**Exercise details**
Wherever "untuk" appears in a line, list that line.

**Record extracts**

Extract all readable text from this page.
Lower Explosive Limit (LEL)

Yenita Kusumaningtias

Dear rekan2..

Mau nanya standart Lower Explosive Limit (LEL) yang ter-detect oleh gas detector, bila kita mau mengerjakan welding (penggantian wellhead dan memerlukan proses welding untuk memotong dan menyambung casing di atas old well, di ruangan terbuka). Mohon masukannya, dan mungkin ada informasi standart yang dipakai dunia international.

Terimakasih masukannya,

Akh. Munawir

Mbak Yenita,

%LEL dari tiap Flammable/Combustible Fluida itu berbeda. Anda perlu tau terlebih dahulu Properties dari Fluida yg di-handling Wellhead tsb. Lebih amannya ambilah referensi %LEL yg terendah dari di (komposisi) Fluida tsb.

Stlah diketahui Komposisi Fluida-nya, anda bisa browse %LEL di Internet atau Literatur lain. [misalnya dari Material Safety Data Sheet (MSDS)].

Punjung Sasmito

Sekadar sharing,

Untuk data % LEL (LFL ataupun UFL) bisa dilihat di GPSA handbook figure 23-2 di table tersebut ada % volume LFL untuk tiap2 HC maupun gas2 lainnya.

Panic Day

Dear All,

**Final result**
Mau nanya standart Lower Explosive Limit (LEL) yang ter-detect oleh gas detector, bila kita mau mengerjakan welding (penggantian wellhead dan memerlukan proses welding untuk memotong dan menyambung casing di atas old well, di ruangan terbuka). Mohon masukannya, dan mungkin ada informasi standart yang dipakai dunia international.
Untuk data % LEL (LFL ataupun UFL) bisa dilihat di GPSA handbook figure 23-2 di table tersebut ada % volume LFL untuk tiap2 HC maupun gas2 lainnya.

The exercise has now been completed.